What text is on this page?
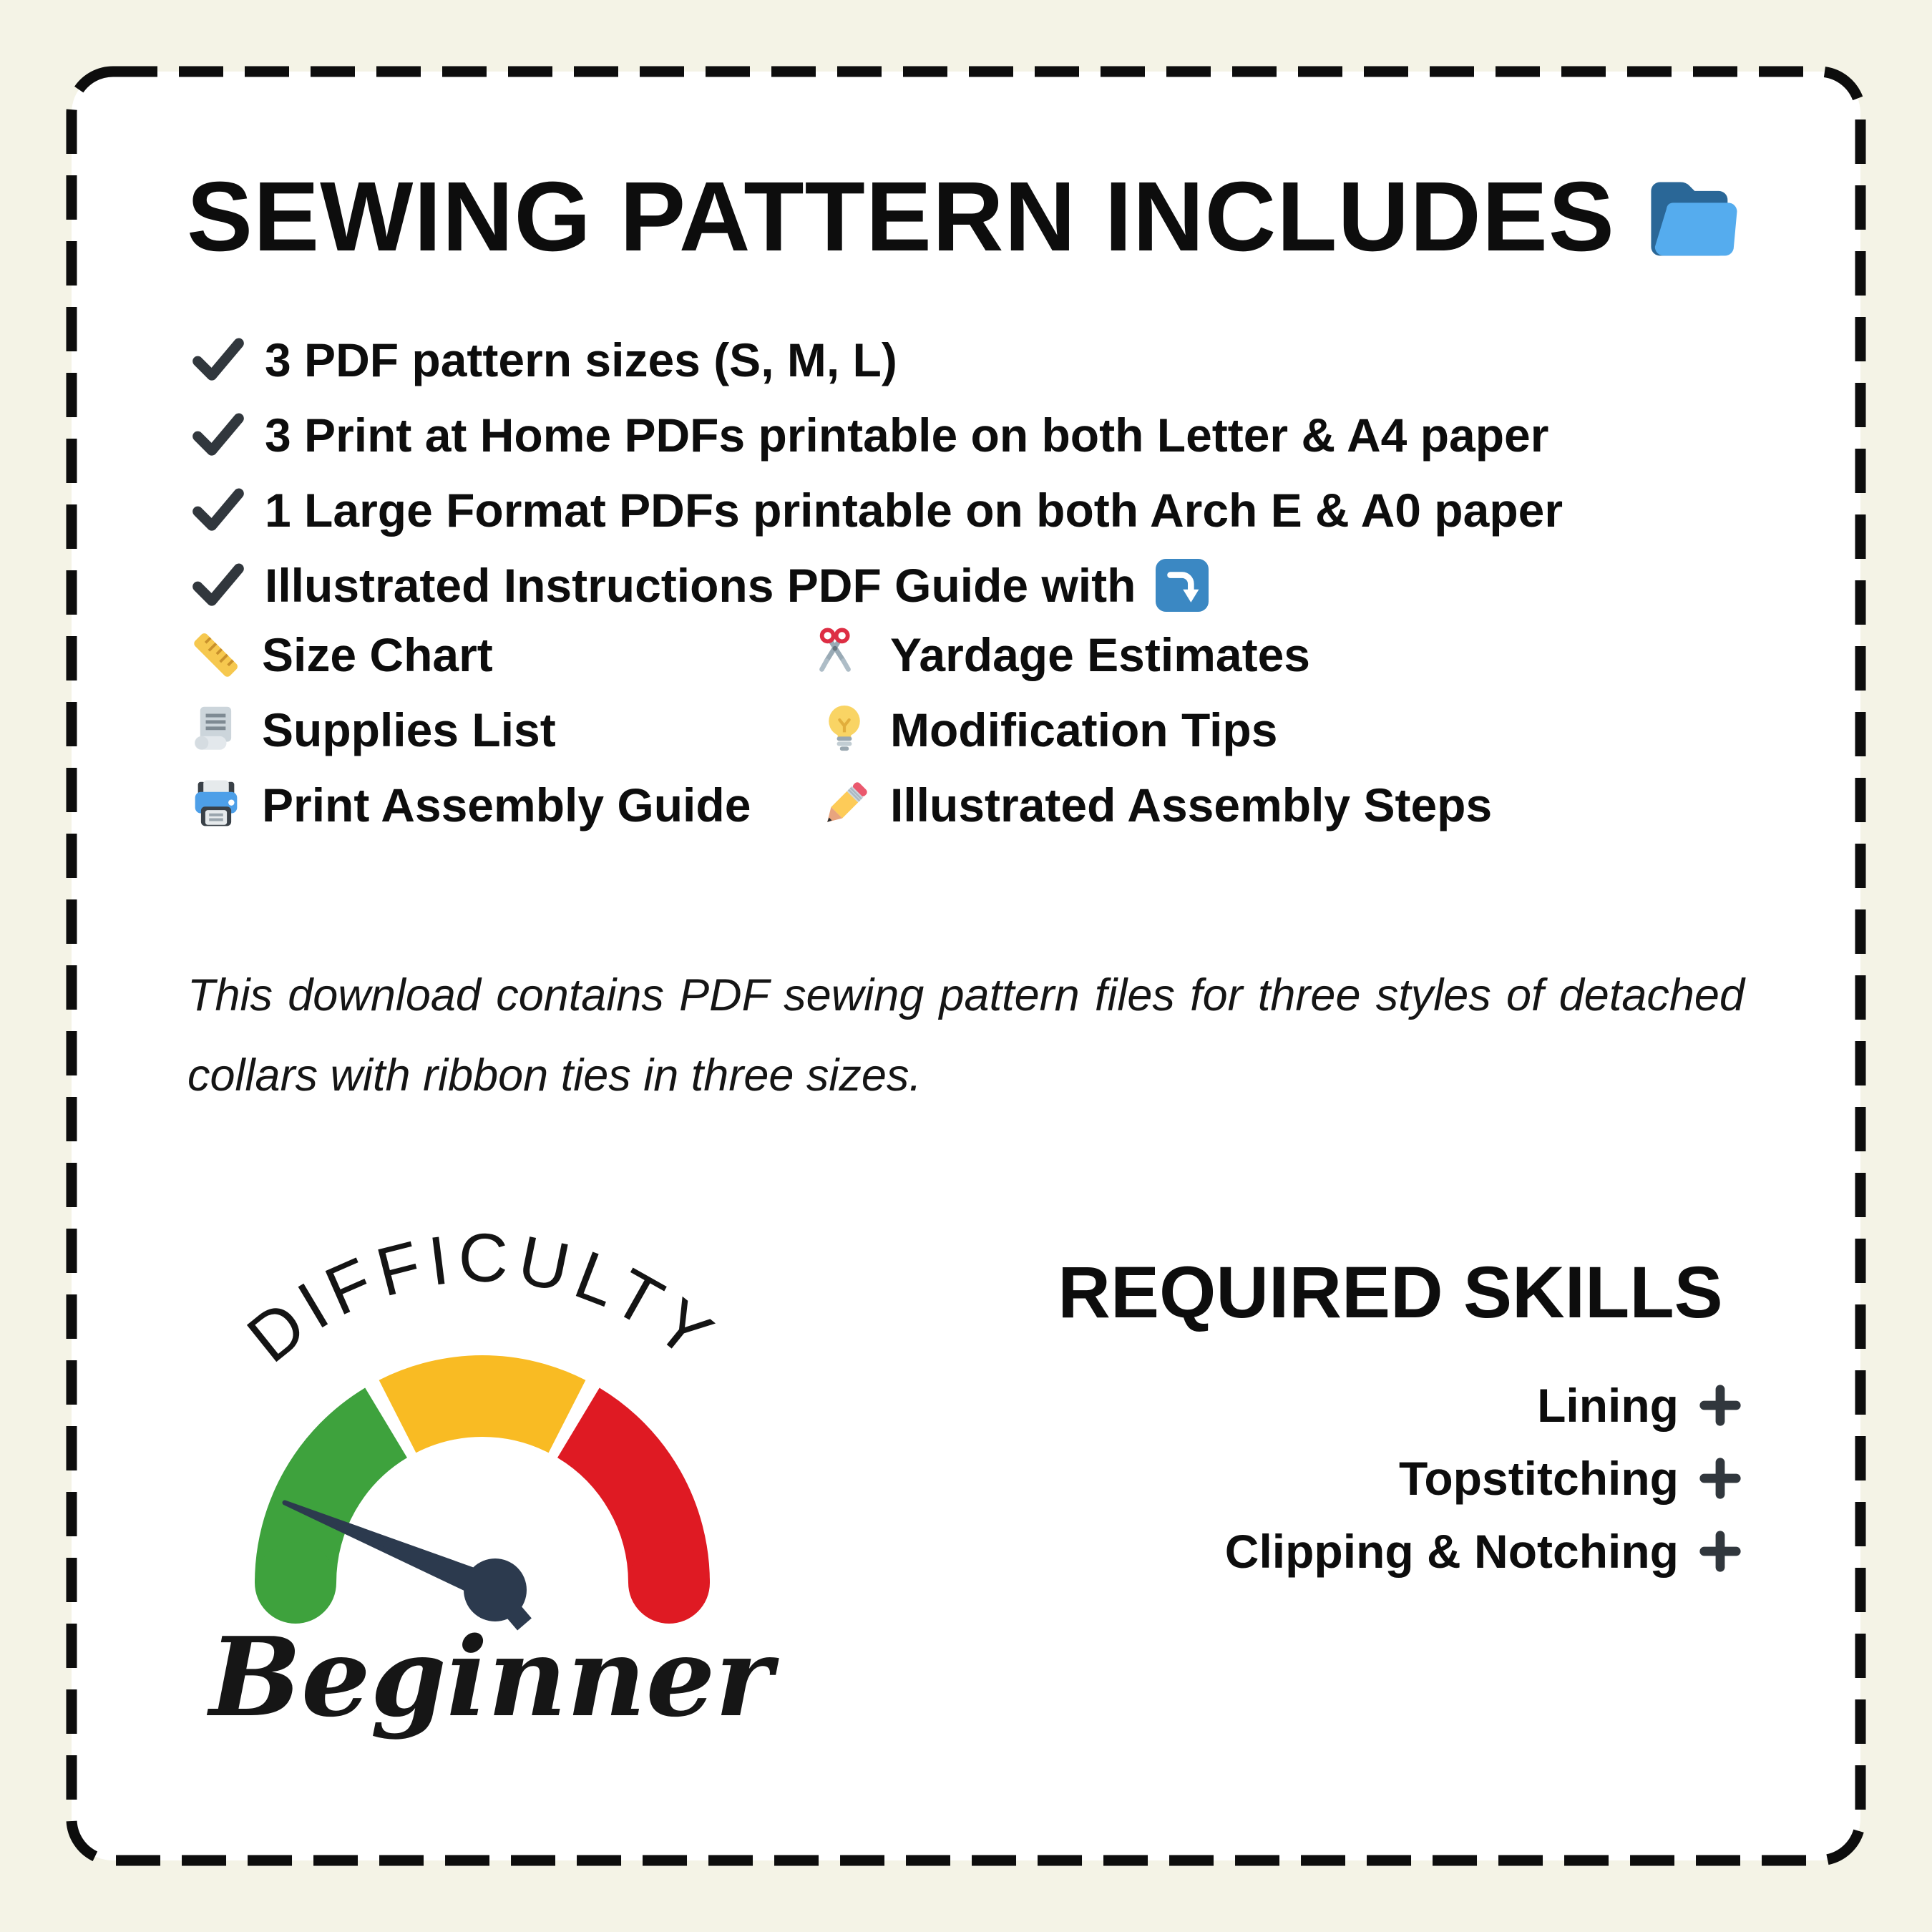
SEWING PATTERN INCLUDES
3 PDF pattern sizes (S, M, L)
3 Print at Home PDFs printable on both Letter & A4 paper
1 Large Format PDFs printable on both Arch E & A0 paper
Illustrated Instructions PDF Guide with
Size Chart	Yardage Estimates
Supplies List	Modification Tips
Print Assembly Guide	Illustrated Assembly Steps

This download contains PDF sewing pattern files for three styles of detached collars with ribbon ties in three sizes.

DIFFICULTY
Beginner
REQUIRED SKILLS
Lining
Topstitching
Clipping & Notching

### REQUIREMENT
An exact transcription of all the entries is required, without the pictures.

### SOLUTION TO THIS TASK
What text is on this page?
SEWING PATTERN INCLUDES
3 PDF pattern sizes (S, M, L)
3 Print at Home PDFs printable on both Letter & A4 paper
1 Large Format PDFs printable on both Arch E & A0 paper
Illustrated Instructions PDF Guide with
Size Chart	Yardage Estimates
Supplies List	Modification Tips
Print Assembly Guide	Illustrated Assembly Steps

This download contains PDF sewing pattern files for three styles of detached collars with ribbon ties in three sizes.

DIFFICULTY
Beginner
REQUIRED SKILLS
Lining
Topstitching
Clipping & Notching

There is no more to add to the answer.